*DIRECTIONS:*
Type out every line below exactly as it reads.

(Stored records)

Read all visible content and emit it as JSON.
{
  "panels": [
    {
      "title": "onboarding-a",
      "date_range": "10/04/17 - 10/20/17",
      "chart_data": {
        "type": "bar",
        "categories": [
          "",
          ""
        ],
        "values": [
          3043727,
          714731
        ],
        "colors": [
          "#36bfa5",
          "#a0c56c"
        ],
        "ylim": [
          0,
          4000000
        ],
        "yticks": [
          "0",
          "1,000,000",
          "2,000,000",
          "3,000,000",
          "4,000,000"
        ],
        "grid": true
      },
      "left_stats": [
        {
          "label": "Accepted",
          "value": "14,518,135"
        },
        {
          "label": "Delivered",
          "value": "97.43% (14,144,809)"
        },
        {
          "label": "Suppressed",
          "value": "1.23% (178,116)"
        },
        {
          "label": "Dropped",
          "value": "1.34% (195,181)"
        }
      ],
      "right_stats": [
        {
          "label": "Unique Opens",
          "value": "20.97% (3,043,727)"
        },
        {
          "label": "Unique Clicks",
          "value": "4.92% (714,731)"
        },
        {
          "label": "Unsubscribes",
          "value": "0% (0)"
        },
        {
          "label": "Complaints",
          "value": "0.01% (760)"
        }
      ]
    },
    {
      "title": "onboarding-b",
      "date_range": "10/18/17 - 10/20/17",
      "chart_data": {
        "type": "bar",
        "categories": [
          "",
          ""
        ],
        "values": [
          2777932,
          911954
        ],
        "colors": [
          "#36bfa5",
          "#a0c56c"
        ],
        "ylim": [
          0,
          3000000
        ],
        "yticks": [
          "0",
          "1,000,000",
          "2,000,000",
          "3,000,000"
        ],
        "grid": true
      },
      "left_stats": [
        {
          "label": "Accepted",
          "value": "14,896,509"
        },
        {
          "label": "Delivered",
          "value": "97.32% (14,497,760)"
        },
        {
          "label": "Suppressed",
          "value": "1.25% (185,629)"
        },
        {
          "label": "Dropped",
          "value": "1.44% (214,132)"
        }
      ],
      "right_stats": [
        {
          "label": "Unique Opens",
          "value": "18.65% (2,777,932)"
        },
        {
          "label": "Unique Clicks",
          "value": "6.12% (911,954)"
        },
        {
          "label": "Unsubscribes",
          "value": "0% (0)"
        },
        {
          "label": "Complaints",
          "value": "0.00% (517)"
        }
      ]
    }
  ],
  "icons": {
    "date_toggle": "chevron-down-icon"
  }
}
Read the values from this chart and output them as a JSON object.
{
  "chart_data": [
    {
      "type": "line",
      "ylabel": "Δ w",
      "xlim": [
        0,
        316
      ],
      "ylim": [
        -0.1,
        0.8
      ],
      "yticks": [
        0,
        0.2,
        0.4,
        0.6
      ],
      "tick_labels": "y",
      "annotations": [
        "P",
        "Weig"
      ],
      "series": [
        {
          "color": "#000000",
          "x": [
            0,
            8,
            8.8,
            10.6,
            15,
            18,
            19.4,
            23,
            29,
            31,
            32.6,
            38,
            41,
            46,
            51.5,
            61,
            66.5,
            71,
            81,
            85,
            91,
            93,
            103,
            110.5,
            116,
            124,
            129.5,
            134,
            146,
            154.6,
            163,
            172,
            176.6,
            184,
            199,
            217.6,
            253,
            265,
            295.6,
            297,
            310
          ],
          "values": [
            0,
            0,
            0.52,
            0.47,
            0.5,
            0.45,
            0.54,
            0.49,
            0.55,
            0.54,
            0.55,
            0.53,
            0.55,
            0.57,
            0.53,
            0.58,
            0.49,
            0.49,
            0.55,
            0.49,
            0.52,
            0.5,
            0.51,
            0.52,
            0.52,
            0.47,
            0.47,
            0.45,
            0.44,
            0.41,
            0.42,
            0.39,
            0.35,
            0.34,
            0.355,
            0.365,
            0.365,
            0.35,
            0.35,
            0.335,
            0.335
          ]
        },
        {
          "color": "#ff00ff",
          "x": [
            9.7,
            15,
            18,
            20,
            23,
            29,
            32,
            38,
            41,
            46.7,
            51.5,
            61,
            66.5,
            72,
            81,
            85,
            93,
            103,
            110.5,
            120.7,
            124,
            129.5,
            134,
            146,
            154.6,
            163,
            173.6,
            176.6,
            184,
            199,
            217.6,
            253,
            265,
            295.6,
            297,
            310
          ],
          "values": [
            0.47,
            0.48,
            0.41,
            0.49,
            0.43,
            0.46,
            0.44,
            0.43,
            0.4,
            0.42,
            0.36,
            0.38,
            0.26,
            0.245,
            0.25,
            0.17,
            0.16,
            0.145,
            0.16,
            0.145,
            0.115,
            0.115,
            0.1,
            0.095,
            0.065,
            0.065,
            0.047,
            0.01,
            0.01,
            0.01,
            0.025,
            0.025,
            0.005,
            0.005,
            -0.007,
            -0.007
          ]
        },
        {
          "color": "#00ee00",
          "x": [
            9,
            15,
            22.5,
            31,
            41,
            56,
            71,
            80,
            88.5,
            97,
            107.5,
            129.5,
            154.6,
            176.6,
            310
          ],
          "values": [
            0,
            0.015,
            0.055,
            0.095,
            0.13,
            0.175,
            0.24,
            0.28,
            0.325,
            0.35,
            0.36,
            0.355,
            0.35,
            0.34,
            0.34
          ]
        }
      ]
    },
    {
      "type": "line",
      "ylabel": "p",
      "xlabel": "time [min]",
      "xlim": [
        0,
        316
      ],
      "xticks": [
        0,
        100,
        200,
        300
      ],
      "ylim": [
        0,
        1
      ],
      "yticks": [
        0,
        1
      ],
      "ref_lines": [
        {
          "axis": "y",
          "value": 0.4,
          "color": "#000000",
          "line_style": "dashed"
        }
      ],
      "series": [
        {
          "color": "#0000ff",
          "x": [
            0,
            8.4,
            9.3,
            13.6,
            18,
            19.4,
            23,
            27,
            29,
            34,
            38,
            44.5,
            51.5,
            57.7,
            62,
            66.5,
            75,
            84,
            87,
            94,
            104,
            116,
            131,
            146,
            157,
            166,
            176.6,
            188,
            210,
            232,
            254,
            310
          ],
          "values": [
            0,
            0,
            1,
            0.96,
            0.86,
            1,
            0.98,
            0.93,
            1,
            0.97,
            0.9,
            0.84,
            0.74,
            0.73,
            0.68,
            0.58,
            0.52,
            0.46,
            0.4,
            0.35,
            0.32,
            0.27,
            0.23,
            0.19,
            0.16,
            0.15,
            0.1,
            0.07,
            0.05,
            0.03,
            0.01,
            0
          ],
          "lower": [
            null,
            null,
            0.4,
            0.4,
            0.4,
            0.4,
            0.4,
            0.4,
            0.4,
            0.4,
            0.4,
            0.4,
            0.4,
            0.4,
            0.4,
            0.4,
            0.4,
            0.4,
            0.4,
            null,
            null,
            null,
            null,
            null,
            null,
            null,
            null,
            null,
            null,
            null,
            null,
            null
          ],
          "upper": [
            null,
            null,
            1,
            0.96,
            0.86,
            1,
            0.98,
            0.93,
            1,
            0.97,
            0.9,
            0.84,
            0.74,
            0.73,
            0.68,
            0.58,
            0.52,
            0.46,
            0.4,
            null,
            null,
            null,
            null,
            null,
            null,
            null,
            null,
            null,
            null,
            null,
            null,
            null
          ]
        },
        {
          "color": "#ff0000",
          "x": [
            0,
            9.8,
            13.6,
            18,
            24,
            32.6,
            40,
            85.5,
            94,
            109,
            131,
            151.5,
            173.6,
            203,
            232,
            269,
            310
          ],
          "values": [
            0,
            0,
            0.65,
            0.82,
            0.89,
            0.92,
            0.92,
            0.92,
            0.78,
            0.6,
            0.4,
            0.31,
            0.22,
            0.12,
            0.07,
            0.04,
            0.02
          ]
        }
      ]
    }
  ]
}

*SOLUTION:*
Read all visible content and emit it as JSON.
{
  "panels": [
    {
      "title": "onboarding-a",
      "date_range": "10/04/17 - 10/20/17",
      "chart_data": {
        "type": "bar",
        "categories": [
          "",
          ""
        ],
        "values": [
          3043727,
          714731
        ],
        "colors": [
          "#36bfa5",
          "#a0c56c"
        ],
        "ylim": [
          0,
          4000000
        ],
        "yticks": [
          "0",
          "1,000,000",
          "2,000,000",
          "3,000,000",
          "4,000,000"
        ],
        "grid": true
      },
      "left_stats": [
        {
          "label": "Accepted",
          "value": "14,518,135"
        },
        {
          "label": "Delivered",
          "value": "97.43% (14,144,809)"
        },
        {
          "label": "Suppressed",
          "value": "1.23% (178,116)"
        },
        {
          "label": "Dropped",
          "value": "1.34% (195,181)"
        }
      ],
      "right_stats": [
        {
          "label": "Unique Opens",
          "value": "20.97% (3,043,727)"
        },
        {
          "label": "Unique Clicks",
          "value": "4.92% (714,731)"
        },
        {
          "label": "Unsubscribes",
          "value": "0% (0)"
        },
        {
          "label": "Complaints",
          "value": "0.01% (760)"
        }
      ]
    },
    {
      "title": "onboarding-b",
      "date_range": "10/18/17 - 10/20/17",
      "chart_data": {
        "type": "bar",
        "categories": [
          "",
          ""
        ],
        "values": [
          2777932,
          911954
        ],
        "colors": [
          "#36bfa5",
          "#a0c56c"
        ],
        "ylim": [
          0,
          3000000
        ],
        "yticks": [
          "0",
          "1,000,000",
          "2,000,000",
          "3,000,000"
        ],
        "grid": true
      },
      "left_stats": [
        {
          "label": "Accepted",
          "value": "14,896,509"
        },
        {
          "label": "Delivered",
          "value": "97.32% (14,497,760)"
        },
        {
          "label": "Suppressed",
          "value": "1.25% (185,629)"
        },
        {
          "label": "Dropped",
          "value": "1.44% (214,132)"
        }
      ],
      "right_stats": [
        {
          "label": "Unique Opens",
          "value": "18.65% (2,777,932)"
        },
        {
          "label": "Unique Clicks",
          "value": "6.12% (911,954)"
        },
        {
          "label": "Unsubscribes",
          "value": "0% (0)"
        },
        {
          "label": "Complaints",
          "value": "0.00% (517)"
        }
      ]
    }
  ],
  "icons": {
    "date_toggle": "chevron-down-icon"
  }
}
Read the values from this chart and output them as a JSON object.
{
  "chart_data": [
    {
      "type": "line",
      "ylabel": "Δ w",
      "xlim": [
        0,
        316
      ],
      "ylim": [
        -0.1,
        0.8
      ],
      "yticks": [
        0,
        0.2,
        0.4,
        0.6
      ],
      "tick_labels": "y",
      "annotations": [
        "P",
        "Weig"
      ],
      "series": [
        {
          "color": "#000000",
          "x": [
            0,
            8,
            8.8,
            10.6,
            15,
            18,
            19.4,
            23,
            29,
            31,
            32.6,
            38,
            41,
            46,
            51.5,
            61,
            66.5,
            71,
            81,
            85,
            91,
            93,
            103,
            110.5,
            116,
            124,
            129.5,
            134,
            146,
            154.6,
            163,
            172,
            176.6,
            184,
            199,
            217.6,
            253,
            265,
            295.6,
            297,
            310
          ],
          "values": [
            0,
            0,
            0.52,
            0.47,
            0.5,
            0.45,
            0.54,
            0.49,
            0.55,
            0.54,
            0.55,
            0.53,
            0.55,
            0.57,
            0.53,
            0.58,
            0.49,
            0.49,
            0.55,
            0.49,
            0.52,
            0.5,
            0.51,
            0.52,
            0.52,
            0.47,
            0.47,
            0.45,
            0.44,
            0.41,
            0.42,
            0.39,
            0.35,
            0.34,
            0.355,
            0.365,
            0.365,
            0.35,
            0.35,
            0.335,
            0.335
          ]
        },
        {
          "color": "#ff00ff",
          "x": [
            9.7,
            15,
            18,
            20,
            23,
            29,
            32,
            38,
            41,
            46.7,
            51.5,
            61,
            66.5,
            72,
            81,
            85,
            93,
            103,
            110.5,
            120.7,
            124,
            129.5,
            134,
            146,
            154.6,
            163,
            173.6,
            176.6,
            184,
            199,
            217.6,
            253,
            265,
            295.6,
            297,
            310
          ],
          "values": [
            0.47,
            0.48,
            0.41,
            0.49,
            0.43,
            0.46,
            0.44,
            0.43,
            0.4,
            0.42,
            0.36,
            0.38,
            0.26,
            0.245,
            0.25,
            0.17,
            0.16,
            0.145,
            0.16,
            0.145,
            0.115,
            0.115,
            0.1,
            0.095,
            0.065,
            0.065,
            0.047,
            0.01,
            0.01,
            0.01,
            0.025,
            0.025,
            0.005,
            0.005,
            -0.007,
            -0.007
          ]
        },
        {
          "color": "#00ee00",
          "x": [
            9,
            15,
            22.5,
            31,
            41,
            56,
            71,
            80,
            88.5,
            97,
            107.5,
            129.5,
            154.6,
            176.6,
            310
          ],
          "values": [
            0,
            0.015,
            0.055,
            0.095,
            0.13,
            0.175,
            0.24,
            0.28,
            0.325,
            0.35,
            0.36,
            0.355,
            0.35,
            0.34,
            0.34
          ]
        }
      ]
    },
    {
      "type": "line",
      "ylabel": "p",
      "xlabel": "time [min]",
      "xlim": [
        0,
        316
      ],
      "xticks": [
        0,
        100,
        200,
        300
      ],
      "ylim": [
        0,
        1
      ],
      "yticks": [
        0,
        1
      ],
      "ref_lines": [
        {
          "axis": "y",
          "value": 0.4,
          "color": "#000000",
          "line_style": "dashed"
        }
      ],
      "series": [
        {
          "color": "#0000ff",
          "x": [
            0,
            8.4,
            9.3,
            13.6,
            18,
            19.4,
            23,
            27,
            29,
            34,
            38,
            44.5,
            51.5,
            57.7,
            62,
            66.5,
            75,
            84,
            87,
            94,
            104,
            116,
            131,
            146,
            157,
            166,
            176.6,
            188,
            210,
            232,
            254,
            310
          ],
          "values": [
            0,
            0,
            1,
            0.96,
            0.86,
            1,
            0.98,
            0.93,
            1,
            0.97,
            0.9,
            0.84,
            0.74,
            0.73,
            0.68,
            0.58,
            0.52,
            0.46,
            0.4,
            0.35,
            0.32,
            0.27,
            0.23,
            0.19,
            0.16,
            0.15,
            0.1,
            0.07,
            0.05,
            0.03,
            0.01,
            0
          ],
          "lower": [
            null,
            null,
            0.4,
            0.4,
            0.4,
            0.4,
            0.4,
            0.4,
            0.4,
            0.4,
            0.4,
            0.4,
            0.4,
            0.4,
            0.4,
            0.4,
            0.4,
            0.4,
            0.4,
            null,
            null,
            null,
            null,
            null,
            null,
            null,
            null,
            null,
            null,
            null,
            null,
            null
          ],
          "upper": [
            null,
            null,
            1,
            0.96,
            0.86,
            1,
            0.98,
            0.93,
            1,
            0.97,
            0.9,
            0.84,
            0.74,
            0.73,
            0.68,
            0.58,
            0.52,
            0.46,
            0.4,
            null,
            null,
            null,
            null,
            null,
            null,
            null,
            null,
            null,
            null,
            null,
            null,
            null
          ]
        },
        {
          "color": "#ff0000",
          "x": [
            0,
            9.8,
            13.6,
            18,
            24,
            32.6,
            40,
            85.5,
            94,
            109,
            131,
            151.5,
            173.6,
            203,
            232,
            269,
            310
          ],
          "values": [
            0,
            0,
            0.65,
            0.82,
            0.89,
            0.92,
            0.92,
            0.92,
            0.78,
            0.6,
            0.4,
            0.31,
            0.22,
            0.12,
            0.07,
            0.04,
            0.02
          ]
        }
      ]
    }
  ]
}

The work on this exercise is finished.